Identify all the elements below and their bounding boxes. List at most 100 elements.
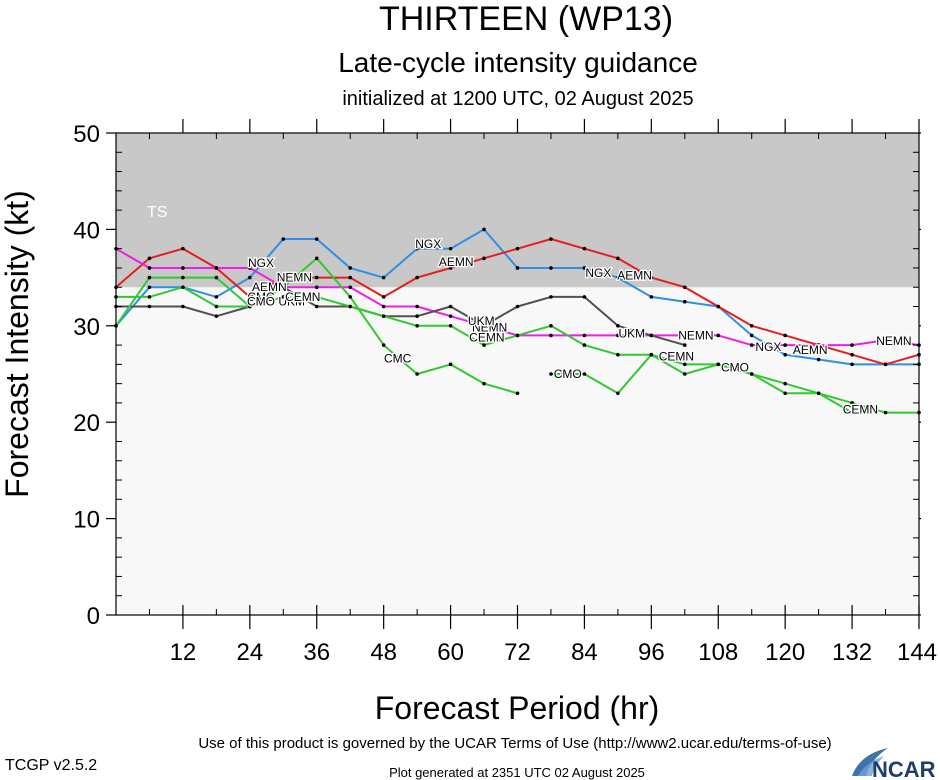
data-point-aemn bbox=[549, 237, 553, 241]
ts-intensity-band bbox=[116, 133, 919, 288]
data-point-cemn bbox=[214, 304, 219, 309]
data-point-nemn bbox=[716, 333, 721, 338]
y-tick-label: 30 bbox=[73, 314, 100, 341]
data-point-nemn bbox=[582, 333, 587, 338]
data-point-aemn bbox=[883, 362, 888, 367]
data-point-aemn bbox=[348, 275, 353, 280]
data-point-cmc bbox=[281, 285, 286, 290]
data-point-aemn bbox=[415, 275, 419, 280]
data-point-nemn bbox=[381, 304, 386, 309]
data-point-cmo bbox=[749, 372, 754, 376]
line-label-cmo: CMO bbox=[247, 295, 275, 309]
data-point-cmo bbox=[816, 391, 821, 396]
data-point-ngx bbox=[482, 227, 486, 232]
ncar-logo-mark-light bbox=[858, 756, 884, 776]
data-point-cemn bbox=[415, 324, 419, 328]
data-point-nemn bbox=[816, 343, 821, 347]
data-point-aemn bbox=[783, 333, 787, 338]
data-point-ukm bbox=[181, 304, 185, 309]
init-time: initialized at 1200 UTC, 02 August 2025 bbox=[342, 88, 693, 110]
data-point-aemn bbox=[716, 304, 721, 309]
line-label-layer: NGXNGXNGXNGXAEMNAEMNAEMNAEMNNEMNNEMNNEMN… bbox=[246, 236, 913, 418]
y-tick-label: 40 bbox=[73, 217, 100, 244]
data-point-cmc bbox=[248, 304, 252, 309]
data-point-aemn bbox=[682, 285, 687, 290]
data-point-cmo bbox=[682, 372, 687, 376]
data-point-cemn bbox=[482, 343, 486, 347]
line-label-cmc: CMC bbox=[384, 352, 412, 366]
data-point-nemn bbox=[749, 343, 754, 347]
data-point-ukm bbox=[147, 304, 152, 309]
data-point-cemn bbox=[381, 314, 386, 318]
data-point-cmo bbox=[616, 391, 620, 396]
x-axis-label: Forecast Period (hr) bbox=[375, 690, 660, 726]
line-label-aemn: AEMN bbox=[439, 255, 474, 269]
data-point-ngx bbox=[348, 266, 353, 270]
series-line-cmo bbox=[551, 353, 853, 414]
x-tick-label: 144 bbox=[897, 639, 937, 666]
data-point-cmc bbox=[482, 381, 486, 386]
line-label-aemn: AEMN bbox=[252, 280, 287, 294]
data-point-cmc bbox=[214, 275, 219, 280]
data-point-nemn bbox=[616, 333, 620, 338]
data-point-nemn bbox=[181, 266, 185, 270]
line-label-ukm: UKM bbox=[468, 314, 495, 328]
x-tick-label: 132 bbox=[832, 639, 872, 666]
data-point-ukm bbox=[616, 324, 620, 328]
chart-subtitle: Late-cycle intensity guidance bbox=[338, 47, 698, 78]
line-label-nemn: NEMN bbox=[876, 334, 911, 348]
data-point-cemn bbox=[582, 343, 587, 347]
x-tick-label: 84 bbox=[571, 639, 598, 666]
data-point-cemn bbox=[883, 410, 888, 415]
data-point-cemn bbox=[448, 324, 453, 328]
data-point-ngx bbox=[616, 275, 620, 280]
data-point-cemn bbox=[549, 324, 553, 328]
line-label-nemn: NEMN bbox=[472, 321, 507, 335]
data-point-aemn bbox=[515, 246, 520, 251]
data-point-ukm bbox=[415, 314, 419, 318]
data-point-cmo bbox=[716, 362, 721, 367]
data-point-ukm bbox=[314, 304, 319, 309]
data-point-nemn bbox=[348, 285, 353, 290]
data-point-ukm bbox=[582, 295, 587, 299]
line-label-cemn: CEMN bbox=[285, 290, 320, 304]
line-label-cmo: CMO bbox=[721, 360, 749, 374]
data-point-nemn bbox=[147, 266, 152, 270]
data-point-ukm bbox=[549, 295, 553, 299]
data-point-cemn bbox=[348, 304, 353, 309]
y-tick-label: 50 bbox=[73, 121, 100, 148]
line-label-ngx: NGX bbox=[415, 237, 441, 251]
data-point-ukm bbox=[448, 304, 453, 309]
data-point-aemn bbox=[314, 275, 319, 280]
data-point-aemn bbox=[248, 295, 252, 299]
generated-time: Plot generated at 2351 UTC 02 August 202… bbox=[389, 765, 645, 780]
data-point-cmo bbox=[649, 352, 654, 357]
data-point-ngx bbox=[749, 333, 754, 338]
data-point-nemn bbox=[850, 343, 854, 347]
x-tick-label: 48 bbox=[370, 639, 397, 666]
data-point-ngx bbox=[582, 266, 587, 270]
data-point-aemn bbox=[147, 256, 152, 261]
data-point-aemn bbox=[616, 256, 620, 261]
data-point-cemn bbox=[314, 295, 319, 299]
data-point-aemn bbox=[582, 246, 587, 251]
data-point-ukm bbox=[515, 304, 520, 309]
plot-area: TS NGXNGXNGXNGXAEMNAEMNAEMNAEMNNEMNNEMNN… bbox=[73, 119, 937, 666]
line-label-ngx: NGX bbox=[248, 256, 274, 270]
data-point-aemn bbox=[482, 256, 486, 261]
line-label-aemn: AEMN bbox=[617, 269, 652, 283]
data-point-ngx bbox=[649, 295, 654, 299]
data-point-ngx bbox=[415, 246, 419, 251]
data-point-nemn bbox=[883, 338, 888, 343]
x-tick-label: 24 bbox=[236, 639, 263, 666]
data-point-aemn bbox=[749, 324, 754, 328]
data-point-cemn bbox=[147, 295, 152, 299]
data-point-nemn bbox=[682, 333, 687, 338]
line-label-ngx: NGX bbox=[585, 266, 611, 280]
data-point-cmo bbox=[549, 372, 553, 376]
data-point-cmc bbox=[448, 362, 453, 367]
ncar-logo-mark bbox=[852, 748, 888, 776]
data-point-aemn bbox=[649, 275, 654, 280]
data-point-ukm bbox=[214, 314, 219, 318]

++++++

* WORK TO DO *
Update all the items above by replacing each "data-point-cmo" with "marker-cmo" and keeping everything else the same. Leave the pictures out.

* WRITTEN REPLY *
Identify all the elements below and their bounding boxes. List at most 100 elements.
data-point-aemn bbox=[549, 237, 553, 241]
ts-intensity-band bbox=[116, 133, 919, 288]
data-point-cemn bbox=[214, 304, 219, 309]
data-point-nemn bbox=[716, 333, 721, 338]
y-tick-label: 30 bbox=[73, 314, 100, 341]
data-point-nemn bbox=[582, 333, 587, 338]
data-point-aemn bbox=[883, 362, 888, 367]
data-point-aemn bbox=[348, 275, 353, 280]
data-point-cmc bbox=[281, 285, 286, 290]
data-point-aemn bbox=[415, 275, 419, 280]
data-point-nemn bbox=[381, 304, 386, 309]
marker-cmo bbox=[749, 372, 754, 376]
line-label-cmo: CMO bbox=[247, 295, 275, 309]
marker-cmo bbox=[816, 391, 821, 396]
data-point-ngx bbox=[482, 227, 486, 232]
ncar-logo-mark-light bbox=[858, 756, 884, 776]
data-point-cemn bbox=[415, 324, 419, 328]
data-point-nemn bbox=[816, 343, 821, 347]
data-point-aemn bbox=[783, 333, 787, 338]
data-point-ukm bbox=[181, 304, 185, 309]
init-time: initialized at 1200 UTC, 02 August 2025 bbox=[342, 88, 693, 110]
data-point-aemn bbox=[716, 304, 721, 309]
line-label-layer: NGXNGXNGXNGXAEMNAEMNAEMNAEMNNEMNNEMNNEMN… bbox=[246, 236, 913, 418]
y-tick-label: 40 bbox=[73, 217, 100, 244]
data-point-cmc bbox=[248, 304, 252, 309]
data-point-aemn bbox=[682, 285, 687, 290]
marker-cmo bbox=[682, 372, 687, 376]
data-point-cemn bbox=[482, 343, 486, 347]
line-label-cmc: CMC bbox=[384, 352, 412, 366]
data-point-nemn bbox=[749, 343, 754, 347]
data-point-ukm bbox=[147, 304, 152, 309]
data-point-cemn bbox=[381, 314, 386, 318]
marker-cmo bbox=[616, 391, 620, 396]
x-axis-label: Forecast Period (hr) bbox=[375, 690, 660, 726]
line-label-aemn: AEMN bbox=[439, 255, 474, 269]
data-point-ngx bbox=[348, 266, 353, 270]
series-line-cmo bbox=[551, 353, 853, 414]
x-tick-label: 144 bbox=[897, 639, 937, 666]
data-point-cmc bbox=[482, 381, 486, 386]
line-label-aemn: AEMN bbox=[252, 280, 287, 294]
data-point-cmc bbox=[214, 275, 219, 280]
data-point-nemn bbox=[616, 333, 620, 338]
data-point-nemn bbox=[181, 266, 185, 270]
line-label-ukm: UKM bbox=[468, 314, 495, 328]
x-tick-label: 132 bbox=[832, 639, 872, 666]
data-point-ukm bbox=[616, 324, 620, 328]
chart-subtitle: Late-cycle intensity guidance bbox=[338, 47, 698, 78]
line-label-nemn: NEMN bbox=[876, 334, 911, 348]
data-point-cemn bbox=[582, 343, 587, 347]
x-tick-label: 84 bbox=[571, 639, 598, 666]
data-point-cemn bbox=[883, 410, 888, 415]
data-point-cemn bbox=[448, 324, 453, 328]
data-point-ngx bbox=[616, 275, 620, 280]
data-point-cemn bbox=[549, 324, 553, 328]
line-label-nemn: NEMN bbox=[472, 321, 507, 335]
data-point-aemn bbox=[515, 246, 520, 251]
data-point-ukm bbox=[415, 314, 419, 318]
marker-cmo bbox=[716, 362, 721, 367]
data-point-ukm bbox=[314, 304, 319, 309]
data-point-nemn bbox=[348, 285, 353, 290]
data-point-ukm bbox=[582, 295, 587, 299]
line-label-cemn: CEMN bbox=[285, 290, 320, 304]
line-label-cmo: CMO bbox=[721, 360, 749, 374]
data-point-nemn bbox=[147, 266, 152, 270]
data-point-ukm bbox=[549, 295, 553, 299]
data-point-cemn bbox=[348, 304, 353, 309]
y-tick-label: 50 bbox=[73, 121, 100, 148]
line-label-ngx: NGX bbox=[415, 237, 441, 251]
data-point-ukm bbox=[448, 304, 453, 309]
data-point-aemn bbox=[314, 275, 319, 280]
data-point-aemn bbox=[248, 295, 252, 299]
generated-time: Plot generated at 2351 UTC 02 August 202… bbox=[389, 765, 645, 780]
marker-cmo bbox=[649, 352, 654, 357]
data-point-ngx bbox=[749, 333, 754, 338]
data-point-nemn bbox=[850, 343, 854, 347]
x-tick-label: 48 bbox=[370, 639, 397, 666]
data-point-ngx bbox=[582, 266, 587, 270]
data-point-aemn bbox=[147, 256, 152, 261]
data-point-aemn bbox=[616, 256, 620, 261]
data-point-cemn bbox=[314, 295, 319, 299]
data-point-aemn bbox=[582, 246, 587, 251]
data-point-ukm bbox=[515, 304, 520, 309]
plot-area: TS NGXNGXNGXNGXAEMNAEMNAEMNAEMNNEMNNEMNN… bbox=[73, 119, 937, 666]
line-label-ngx: NGX bbox=[248, 256, 274, 270]
data-point-aemn bbox=[482, 256, 486, 261]
line-label-aemn: AEMN bbox=[617, 269, 652, 283]
data-point-ngx bbox=[649, 295, 654, 299]
data-point-ngx bbox=[415, 246, 419, 251]
data-point-nemn bbox=[883, 338, 888, 343]
x-tick-label: 24 bbox=[236, 639, 263, 666]
data-point-aemn bbox=[749, 324, 754, 328]
data-point-cemn bbox=[147, 295, 152, 299]
data-point-nemn bbox=[682, 333, 687, 338]
line-label-ngx: NGX bbox=[585, 266, 611, 280]
marker-cmo bbox=[549, 372, 553, 376]
data-point-cmc bbox=[448, 362, 453, 367]
ncar-logo-mark bbox=[852, 748, 888, 776]
data-point-aemn bbox=[649, 275, 654, 280]
data-point-ukm bbox=[214, 314, 219, 318]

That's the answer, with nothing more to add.